(EXERCISE GOAL) Output the material beneath exactly, leaving nothing out.

Dataset rows about figures
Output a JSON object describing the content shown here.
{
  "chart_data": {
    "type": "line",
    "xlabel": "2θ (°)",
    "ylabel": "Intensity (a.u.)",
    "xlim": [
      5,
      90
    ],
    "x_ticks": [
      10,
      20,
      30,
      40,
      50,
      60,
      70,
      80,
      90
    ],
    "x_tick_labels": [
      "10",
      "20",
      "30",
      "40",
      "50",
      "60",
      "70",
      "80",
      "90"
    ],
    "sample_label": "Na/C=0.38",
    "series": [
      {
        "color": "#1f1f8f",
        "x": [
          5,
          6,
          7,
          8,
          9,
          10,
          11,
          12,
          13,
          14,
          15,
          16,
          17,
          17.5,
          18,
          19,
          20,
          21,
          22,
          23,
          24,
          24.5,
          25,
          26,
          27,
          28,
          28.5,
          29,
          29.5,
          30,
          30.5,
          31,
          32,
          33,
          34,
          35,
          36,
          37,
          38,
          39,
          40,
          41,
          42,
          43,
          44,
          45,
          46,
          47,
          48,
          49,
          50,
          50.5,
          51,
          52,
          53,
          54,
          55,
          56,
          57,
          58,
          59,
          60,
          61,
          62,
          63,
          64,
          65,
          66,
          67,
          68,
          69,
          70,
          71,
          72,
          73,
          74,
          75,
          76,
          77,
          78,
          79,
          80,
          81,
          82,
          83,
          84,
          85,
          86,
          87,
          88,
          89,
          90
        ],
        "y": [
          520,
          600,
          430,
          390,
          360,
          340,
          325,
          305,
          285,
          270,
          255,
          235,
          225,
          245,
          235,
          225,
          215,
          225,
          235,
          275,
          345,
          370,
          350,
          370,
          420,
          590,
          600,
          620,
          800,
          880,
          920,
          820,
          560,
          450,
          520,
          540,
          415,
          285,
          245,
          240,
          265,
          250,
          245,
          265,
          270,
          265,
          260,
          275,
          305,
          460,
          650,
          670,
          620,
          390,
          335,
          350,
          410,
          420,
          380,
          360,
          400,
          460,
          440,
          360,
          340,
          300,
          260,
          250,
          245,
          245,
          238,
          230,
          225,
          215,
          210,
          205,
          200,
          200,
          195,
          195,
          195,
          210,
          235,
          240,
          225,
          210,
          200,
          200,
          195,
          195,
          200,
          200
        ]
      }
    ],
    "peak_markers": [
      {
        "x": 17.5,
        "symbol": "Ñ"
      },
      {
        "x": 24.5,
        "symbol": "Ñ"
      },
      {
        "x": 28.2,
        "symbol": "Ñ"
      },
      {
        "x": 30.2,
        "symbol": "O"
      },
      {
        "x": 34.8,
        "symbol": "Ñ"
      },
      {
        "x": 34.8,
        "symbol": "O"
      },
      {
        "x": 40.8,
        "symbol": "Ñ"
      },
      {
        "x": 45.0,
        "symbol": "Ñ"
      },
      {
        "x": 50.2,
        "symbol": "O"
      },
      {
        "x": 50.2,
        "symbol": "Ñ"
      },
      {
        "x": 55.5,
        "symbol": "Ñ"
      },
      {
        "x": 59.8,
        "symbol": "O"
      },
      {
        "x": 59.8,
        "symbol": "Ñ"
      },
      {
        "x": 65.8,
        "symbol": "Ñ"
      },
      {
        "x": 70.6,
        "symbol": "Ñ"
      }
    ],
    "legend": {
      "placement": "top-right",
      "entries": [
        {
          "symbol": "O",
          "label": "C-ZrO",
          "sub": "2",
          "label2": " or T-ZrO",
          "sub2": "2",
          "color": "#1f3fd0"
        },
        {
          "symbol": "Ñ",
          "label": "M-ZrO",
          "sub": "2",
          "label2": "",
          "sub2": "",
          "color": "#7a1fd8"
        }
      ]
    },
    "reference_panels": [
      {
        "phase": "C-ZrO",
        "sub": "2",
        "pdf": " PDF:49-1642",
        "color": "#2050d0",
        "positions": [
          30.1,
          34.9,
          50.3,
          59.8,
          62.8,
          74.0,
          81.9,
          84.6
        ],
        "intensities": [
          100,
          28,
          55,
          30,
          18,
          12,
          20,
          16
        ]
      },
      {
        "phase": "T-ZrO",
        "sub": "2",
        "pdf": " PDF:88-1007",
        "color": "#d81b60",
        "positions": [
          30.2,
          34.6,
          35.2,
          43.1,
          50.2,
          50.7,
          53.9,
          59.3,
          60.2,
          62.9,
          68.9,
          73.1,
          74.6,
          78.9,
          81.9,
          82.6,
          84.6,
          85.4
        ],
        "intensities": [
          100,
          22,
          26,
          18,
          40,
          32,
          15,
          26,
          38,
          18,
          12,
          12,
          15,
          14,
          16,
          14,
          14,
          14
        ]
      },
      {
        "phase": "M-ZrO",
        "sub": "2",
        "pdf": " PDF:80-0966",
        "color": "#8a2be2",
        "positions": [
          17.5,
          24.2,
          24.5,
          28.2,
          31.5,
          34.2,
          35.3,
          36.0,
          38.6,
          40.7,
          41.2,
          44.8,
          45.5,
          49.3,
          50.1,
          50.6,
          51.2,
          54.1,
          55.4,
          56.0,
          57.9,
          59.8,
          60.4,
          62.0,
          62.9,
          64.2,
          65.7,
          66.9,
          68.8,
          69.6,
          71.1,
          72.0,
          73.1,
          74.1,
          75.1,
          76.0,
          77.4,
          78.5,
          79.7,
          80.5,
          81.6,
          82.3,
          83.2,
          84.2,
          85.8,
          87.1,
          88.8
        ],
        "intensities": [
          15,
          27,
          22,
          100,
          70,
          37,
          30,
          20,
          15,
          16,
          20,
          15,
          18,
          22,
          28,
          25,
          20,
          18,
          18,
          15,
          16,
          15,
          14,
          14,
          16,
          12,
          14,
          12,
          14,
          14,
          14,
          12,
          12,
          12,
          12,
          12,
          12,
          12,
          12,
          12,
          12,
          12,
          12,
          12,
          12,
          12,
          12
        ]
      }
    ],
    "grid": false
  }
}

(WRITTEN ANSWER)
Output a JSON object describing the content shown here.
{
  "chart_data": {
    "type": "line",
    "xlabel": "2θ (°)",
    "ylabel": "Intensity (a.u.)",
    "xlim": [
      5,
      90
    ],
    "x_ticks": [
      10,
      20,
      30,
      40,
      50,
      60,
      70,
      80,
      90
    ],
    "x_tick_labels": [
      "10",
      "20",
      "30",
      "40",
      "50",
      "60",
      "70",
      "80",
      "90"
    ],
    "sample_label": "Na/C=0.38",
    "series": [
      {
        "color": "#1f1f8f",
        "x": [
          5,
          6,
          7,
          8,
          9,
          10,
          11,
          12,
          13,
          14,
          15,
          16,
          17,
          17.5,
          18,
          19,
          20,
          21,
          22,
          23,
          24,
          24.5,
          25,
          26,
          27,
          28,
          28.5,
          29,
          29.5,
          30,
          30.5,
          31,
          32,
          33,
          34,
          35,
          36,
          37,
          38,
          39,
          40,
          41,
          42,
          43,
          44,
          45,
          46,
          47,
          48,
          49,
          50,
          50.5,
          51,
          52,
          53,
          54,
          55,
          56,
          57,
          58,
          59,
          60,
          61,
          62,
          63,
          64,
          65,
          66,
          67,
          68,
          69,
          70,
          71,
          72,
          73,
          74,
          75,
          76,
          77,
          78,
          79,
          80,
          81,
          82,
          83,
          84,
          85,
          86,
          87,
          88,
          89,
          90
        ],
        "y": [
          520,
          600,
          430,
          390,
          360,
          340,
          325,
          305,
          285,
          270,
          255,
          235,
          225,
          245,
          235,
          225,
          215,
          225,
          235,
          275,
          345,
          370,
          350,
          370,
          420,
          590,
          600,
          620,
          800,
          880,
          920,
          820,
          560,
          450,
          520,
          540,
          415,
          285,
          245,
          240,
          265,
          250,
          245,
          265,
          270,
          265,
          260,
          275,
          305,
          460,
          650,
          670,
          620,
          390,
          335,
          350,
          410,
          420,
          380,
          360,
          400,
          460,
          440,
          360,
          340,
          300,
          260,
          250,
          245,
          245,
          238,
          230,
          225,
          215,
          210,
          205,
          200,
          200,
          195,
          195,
          195,
          210,
          235,
          240,
          225,
          210,
          200,
          200,
          195,
          195,
          200,
          200
        ]
      }
    ],
    "peak_markers": [
      {
        "x": 17.5,
        "symbol": "Ñ"
      },
      {
        "x": 24.5,
        "symbol": "Ñ"
      },
      {
        "x": 28.2,
        "symbol": "Ñ"
      },
      {
        "x": 30.2,
        "symbol": "O"
      },
      {
        "x": 34.8,
        "symbol": "Ñ"
      },
      {
        "x": 34.8,
        "symbol": "O"
      },
      {
        "x": 40.8,
        "symbol": "Ñ"
      },
      {
        "x": 45.0,
        "symbol": "Ñ"
      },
      {
        "x": 50.2,
        "symbol": "O"
      },
      {
        "x": 50.2,
        "symbol": "Ñ"
      },
      {
        "x": 55.5,
        "symbol": "Ñ"
      },
      {
        "x": 59.8,
        "symbol": "O"
      },
      {
        "x": 59.8,
        "symbol": "Ñ"
      },
      {
        "x": 65.8,
        "symbol": "Ñ"
      },
      {
        "x": 70.6,
        "symbol": "Ñ"
      }
    ],
    "legend": {
      "placement": "top-right",
      "entries": [
        {
          "symbol": "O",
          "label": "C-ZrO",
          "sub": "2",
          "label2": " or T-ZrO",
          "sub2": "2",
          "color": "#1f3fd0"
        },
        {
          "symbol": "Ñ",
          "label": "M-ZrO",
          "sub": "2",
          "label2": "",
          "sub2": "",
          "color": "#7a1fd8"
        }
      ]
    },
    "reference_panels": [
      {
        "phase": "C-ZrO",
        "sub": "2",
        "pdf": " PDF:49-1642",
        "color": "#2050d0",
        "positions": [
          30.1,
          34.9,
          50.3,
          59.8,
          62.8,
          74.0,
          81.9,
          84.6
        ],
        "intensities": [
          100,
          28,
          55,
          30,
          18,
          12,
          20,
          16
        ]
      },
      {
        "phase": "T-ZrO",
        "sub": "2",
        "pdf": " PDF:88-1007",
        "color": "#d81b60",
        "positions": [
          30.2,
          34.6,
          35.2,
          43.1,
          50.2,
          50.7,
          53.9,
          59.3,
          60.2,
          62.9,
          68.9,
          73.1,
          74.6,
          78.9,
          81.9,
          82.6,
          84.6,
          85.4
        ],
        "intensities": [
          100,
          22,
          26,
          18,
          40,
          32,
          15,
          26,
          38,
          18,
          12,
          12,
          15,
          14,
          16,
          14,
          14,
          14
        ]
      },
      {
        "phase": "M-ZrO",
        "sub": "2",
        "pdf": " PDF:80-0966",
        "color": "#8a2be2",
        "positions": [
          17.5,
          24.2,
          24.5,
          28.2,
          31.5,
          34.2,
          35.3,
          36.0,
          38.6,
          40.7,
          41.2,
          44.8,
          45.5,
          49.3,
          50.1,
          50.6,
          51.2,
          54.1,
          55.4,
          56.0,
          57.9,
          59.8,
          60.4,
          62.0,
          62.9,
          64.2,
          65.7,
          66.9,
          68.8,
          69.6,
          71.1,
          72.0,
          73.1,
          74.1,
          75.1,
          76.0,
          77.4,
          78.5,
          79.7,
          80.5,
          81.6,
          82.3,
          83.2,
          84.2,
          85.8,
          87.1,
          88.8
        ],
        "intensities": [
          15,
          27,
          22,
          100,
          70,
          37,
          30,
          20,
          15,
          16,
          20,
          15,
          18,
          22,
          28,
          25,
          20,
          18,
          18,
          15,
          16,
          15,
          14,
          14,
          16,
          12,
          14,
          12,
          14,
          14,
          14,
          12,
          12,
          12,
          12,
          12,
          12,
          12,
          12,
          12,
          12,
          12,
          12,
          12,
          12,
          12,
          12
        ]
      }
    ],
    "grid": false
  }
}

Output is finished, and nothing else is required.